* WRITTEN TASK: Copy every line of the following data that includes the string "undvære".

▼▼▼

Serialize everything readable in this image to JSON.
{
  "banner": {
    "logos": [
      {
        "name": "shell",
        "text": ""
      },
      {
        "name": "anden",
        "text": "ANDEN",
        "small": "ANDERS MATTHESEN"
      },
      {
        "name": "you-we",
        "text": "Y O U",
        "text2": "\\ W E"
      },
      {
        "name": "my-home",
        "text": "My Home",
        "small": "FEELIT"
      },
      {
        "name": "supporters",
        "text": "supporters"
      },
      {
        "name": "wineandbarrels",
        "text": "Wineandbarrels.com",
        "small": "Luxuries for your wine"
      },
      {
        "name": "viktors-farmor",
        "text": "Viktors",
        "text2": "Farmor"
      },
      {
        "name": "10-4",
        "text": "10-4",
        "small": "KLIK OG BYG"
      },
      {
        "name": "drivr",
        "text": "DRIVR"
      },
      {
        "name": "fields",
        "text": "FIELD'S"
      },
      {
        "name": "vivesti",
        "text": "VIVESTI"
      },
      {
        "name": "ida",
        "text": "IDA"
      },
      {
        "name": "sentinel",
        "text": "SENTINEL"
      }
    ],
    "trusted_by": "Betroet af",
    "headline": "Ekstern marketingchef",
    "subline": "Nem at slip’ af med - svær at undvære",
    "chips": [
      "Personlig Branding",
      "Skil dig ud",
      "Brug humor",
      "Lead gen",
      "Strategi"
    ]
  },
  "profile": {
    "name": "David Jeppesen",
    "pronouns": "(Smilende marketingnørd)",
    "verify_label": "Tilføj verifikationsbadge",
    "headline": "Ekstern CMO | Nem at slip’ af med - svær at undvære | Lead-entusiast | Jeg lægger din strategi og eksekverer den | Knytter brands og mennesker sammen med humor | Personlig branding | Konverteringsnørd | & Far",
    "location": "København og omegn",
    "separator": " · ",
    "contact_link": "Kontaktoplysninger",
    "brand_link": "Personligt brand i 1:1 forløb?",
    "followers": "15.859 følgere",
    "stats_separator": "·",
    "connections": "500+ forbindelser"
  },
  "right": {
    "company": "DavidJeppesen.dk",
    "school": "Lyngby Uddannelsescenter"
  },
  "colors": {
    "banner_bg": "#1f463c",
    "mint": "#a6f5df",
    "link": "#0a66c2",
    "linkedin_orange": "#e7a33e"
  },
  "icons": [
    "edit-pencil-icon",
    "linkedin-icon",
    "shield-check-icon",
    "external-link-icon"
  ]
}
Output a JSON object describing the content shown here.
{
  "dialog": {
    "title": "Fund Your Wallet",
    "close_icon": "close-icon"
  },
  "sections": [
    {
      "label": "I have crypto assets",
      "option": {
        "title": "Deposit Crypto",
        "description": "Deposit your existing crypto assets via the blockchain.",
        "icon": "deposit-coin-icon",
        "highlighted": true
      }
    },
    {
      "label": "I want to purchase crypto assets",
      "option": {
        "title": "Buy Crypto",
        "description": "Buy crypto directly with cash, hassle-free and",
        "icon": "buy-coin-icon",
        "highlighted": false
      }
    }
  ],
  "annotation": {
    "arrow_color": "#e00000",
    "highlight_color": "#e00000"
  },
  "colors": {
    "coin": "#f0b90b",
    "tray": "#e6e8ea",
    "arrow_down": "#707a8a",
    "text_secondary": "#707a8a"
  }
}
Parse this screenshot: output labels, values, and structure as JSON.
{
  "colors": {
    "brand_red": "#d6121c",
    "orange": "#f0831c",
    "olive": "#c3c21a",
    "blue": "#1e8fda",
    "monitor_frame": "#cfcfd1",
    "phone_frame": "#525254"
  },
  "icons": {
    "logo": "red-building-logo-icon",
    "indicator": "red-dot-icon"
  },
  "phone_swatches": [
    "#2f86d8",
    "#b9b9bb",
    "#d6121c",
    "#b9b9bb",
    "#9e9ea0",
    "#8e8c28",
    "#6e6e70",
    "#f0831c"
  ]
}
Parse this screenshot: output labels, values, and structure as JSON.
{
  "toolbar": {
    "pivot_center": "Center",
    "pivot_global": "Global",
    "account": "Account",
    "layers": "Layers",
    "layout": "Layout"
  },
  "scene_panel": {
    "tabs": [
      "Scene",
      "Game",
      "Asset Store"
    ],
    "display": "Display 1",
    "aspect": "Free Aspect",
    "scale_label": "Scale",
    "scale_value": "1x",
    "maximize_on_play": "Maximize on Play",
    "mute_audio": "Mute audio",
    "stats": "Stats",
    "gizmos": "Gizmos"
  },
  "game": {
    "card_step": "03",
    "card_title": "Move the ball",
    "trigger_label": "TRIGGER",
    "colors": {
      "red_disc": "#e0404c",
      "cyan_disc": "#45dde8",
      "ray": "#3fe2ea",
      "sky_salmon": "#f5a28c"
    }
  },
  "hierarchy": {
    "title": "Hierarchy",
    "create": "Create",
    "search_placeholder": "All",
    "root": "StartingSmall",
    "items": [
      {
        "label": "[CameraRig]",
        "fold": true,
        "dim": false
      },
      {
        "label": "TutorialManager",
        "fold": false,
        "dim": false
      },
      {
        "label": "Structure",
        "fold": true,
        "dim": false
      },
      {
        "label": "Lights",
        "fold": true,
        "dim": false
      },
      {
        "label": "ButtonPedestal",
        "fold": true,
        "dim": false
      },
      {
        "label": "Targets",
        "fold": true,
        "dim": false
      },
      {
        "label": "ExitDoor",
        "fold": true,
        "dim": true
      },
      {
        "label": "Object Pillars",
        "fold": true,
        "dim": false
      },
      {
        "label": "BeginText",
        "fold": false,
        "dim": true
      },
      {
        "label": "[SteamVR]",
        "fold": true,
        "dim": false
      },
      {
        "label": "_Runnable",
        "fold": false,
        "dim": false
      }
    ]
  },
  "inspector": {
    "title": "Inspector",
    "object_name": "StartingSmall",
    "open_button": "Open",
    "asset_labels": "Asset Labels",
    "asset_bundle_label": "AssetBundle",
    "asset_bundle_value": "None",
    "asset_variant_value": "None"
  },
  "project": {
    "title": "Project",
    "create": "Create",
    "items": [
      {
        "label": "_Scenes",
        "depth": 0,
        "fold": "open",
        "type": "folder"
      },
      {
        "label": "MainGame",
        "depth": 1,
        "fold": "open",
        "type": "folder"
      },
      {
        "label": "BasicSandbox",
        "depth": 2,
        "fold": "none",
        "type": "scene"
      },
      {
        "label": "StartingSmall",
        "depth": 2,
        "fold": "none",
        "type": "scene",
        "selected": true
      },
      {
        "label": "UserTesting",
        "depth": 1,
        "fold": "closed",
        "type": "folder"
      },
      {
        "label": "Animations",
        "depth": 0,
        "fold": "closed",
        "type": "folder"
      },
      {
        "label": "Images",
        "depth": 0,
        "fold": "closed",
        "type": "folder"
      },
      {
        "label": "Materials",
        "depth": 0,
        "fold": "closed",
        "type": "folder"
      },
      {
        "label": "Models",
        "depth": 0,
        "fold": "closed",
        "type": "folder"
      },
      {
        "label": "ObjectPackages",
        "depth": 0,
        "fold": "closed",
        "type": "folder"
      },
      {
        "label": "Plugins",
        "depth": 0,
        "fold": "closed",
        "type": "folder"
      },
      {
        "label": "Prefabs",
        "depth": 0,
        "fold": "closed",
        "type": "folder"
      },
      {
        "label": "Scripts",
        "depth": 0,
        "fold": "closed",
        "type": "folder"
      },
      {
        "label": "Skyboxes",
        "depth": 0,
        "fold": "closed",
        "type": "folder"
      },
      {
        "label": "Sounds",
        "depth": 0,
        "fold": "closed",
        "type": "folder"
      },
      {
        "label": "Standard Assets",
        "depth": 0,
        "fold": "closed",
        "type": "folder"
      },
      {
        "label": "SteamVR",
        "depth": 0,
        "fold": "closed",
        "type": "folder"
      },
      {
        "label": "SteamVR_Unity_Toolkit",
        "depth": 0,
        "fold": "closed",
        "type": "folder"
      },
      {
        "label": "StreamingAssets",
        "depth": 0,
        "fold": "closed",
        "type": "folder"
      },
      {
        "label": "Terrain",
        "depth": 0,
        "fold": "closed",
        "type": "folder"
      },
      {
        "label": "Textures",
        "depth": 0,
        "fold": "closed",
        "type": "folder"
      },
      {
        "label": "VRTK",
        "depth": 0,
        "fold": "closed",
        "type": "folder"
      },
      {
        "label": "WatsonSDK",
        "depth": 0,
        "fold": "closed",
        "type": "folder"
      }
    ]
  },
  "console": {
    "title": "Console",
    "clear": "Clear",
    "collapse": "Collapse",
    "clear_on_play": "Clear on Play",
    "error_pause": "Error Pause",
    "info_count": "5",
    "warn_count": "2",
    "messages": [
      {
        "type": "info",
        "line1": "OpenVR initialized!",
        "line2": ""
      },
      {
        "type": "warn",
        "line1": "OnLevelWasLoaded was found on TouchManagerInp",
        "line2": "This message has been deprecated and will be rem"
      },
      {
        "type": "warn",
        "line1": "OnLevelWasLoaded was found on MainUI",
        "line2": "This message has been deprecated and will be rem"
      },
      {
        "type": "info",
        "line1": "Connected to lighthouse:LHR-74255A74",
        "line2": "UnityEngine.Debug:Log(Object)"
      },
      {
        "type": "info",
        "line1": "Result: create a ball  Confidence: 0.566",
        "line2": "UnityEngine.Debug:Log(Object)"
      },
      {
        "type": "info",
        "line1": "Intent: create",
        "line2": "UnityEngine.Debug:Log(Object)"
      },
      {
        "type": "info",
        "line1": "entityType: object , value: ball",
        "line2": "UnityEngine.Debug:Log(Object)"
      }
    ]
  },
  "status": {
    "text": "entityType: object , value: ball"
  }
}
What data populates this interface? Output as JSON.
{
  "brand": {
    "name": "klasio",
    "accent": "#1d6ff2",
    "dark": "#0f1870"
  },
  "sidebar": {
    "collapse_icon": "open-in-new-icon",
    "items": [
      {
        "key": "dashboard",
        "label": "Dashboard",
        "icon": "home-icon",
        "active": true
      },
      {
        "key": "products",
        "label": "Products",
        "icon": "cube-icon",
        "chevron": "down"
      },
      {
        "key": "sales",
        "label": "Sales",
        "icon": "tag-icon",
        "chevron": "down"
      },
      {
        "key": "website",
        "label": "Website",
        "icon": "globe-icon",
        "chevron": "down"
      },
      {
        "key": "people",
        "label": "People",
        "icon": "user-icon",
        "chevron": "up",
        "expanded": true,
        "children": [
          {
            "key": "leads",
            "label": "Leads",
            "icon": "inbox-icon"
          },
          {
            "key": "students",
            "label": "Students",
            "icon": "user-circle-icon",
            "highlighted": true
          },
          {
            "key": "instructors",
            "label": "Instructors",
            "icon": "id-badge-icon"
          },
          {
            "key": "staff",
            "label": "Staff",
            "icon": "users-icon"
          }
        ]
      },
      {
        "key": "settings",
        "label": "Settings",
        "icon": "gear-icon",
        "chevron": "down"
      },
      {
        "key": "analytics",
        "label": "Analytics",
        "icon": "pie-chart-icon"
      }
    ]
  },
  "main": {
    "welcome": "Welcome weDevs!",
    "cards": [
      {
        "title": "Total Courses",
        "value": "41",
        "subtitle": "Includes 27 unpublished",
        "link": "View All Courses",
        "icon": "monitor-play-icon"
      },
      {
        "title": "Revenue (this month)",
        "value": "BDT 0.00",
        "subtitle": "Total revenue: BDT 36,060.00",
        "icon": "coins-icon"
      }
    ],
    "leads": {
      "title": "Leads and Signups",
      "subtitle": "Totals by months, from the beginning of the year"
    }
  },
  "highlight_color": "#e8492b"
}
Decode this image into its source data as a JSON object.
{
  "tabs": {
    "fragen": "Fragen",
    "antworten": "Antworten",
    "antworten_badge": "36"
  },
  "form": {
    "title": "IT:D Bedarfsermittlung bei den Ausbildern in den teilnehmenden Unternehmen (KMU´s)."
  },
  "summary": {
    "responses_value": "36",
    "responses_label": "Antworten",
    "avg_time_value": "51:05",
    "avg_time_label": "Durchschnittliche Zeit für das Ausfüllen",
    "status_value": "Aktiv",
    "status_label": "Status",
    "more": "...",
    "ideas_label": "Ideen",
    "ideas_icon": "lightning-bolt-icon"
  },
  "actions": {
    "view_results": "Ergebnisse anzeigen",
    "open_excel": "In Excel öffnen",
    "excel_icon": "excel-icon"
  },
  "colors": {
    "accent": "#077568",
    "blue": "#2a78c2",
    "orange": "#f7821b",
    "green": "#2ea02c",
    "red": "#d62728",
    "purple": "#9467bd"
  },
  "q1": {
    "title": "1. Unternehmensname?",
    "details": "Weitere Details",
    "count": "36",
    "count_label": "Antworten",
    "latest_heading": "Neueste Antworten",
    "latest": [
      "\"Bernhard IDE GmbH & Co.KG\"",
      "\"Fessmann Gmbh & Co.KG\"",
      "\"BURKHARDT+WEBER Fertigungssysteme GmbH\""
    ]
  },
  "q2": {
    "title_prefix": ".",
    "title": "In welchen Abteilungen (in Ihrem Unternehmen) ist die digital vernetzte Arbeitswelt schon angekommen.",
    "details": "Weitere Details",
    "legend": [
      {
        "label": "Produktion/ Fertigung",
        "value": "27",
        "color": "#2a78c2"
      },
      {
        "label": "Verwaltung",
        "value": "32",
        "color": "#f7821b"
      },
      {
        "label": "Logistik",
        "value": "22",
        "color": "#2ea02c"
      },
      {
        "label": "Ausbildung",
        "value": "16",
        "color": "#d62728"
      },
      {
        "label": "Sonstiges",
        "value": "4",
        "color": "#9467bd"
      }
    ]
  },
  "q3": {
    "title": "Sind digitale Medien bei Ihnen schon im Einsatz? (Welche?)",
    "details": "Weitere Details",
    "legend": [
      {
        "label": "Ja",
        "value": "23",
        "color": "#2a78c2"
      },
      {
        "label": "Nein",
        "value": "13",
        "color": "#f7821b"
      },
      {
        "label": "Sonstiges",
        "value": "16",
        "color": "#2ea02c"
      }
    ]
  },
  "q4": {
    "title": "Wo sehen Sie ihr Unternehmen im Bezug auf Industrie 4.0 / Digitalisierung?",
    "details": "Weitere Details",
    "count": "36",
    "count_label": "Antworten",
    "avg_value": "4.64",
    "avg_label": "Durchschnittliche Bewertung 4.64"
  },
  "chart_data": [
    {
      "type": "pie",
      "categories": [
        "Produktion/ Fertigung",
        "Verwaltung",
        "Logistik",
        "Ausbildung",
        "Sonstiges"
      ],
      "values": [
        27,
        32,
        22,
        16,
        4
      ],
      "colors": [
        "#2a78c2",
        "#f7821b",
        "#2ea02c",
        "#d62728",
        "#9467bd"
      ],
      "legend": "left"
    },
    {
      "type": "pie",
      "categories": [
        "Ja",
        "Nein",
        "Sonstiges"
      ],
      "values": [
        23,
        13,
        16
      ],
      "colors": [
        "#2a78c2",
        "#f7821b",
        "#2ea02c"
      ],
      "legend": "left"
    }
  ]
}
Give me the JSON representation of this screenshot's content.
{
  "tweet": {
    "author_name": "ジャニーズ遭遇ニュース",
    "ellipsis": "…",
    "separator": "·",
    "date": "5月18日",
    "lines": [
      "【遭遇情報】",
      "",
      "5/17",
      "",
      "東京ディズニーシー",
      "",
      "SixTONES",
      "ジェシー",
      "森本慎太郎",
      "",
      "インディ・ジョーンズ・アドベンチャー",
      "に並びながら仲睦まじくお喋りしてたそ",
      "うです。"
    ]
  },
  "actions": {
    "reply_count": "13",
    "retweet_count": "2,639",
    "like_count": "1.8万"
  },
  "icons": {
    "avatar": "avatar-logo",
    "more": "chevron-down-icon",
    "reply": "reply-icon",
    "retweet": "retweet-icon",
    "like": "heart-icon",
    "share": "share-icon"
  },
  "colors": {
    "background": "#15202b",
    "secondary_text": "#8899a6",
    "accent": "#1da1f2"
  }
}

▲▲▲

* RESPONSE TO THE TASK:
    "subline": "Nem at slip’ af med - svær at undvære",
    "headline": "Ekstern CMO | Nem at slip’ af med - svær at undvære | Lead-entusiast | Jeg lægger din strategi og eksekverer den | Knytter brands og mennesker sammen med humor | Personlig branding | Konverteringsnørd | & Far",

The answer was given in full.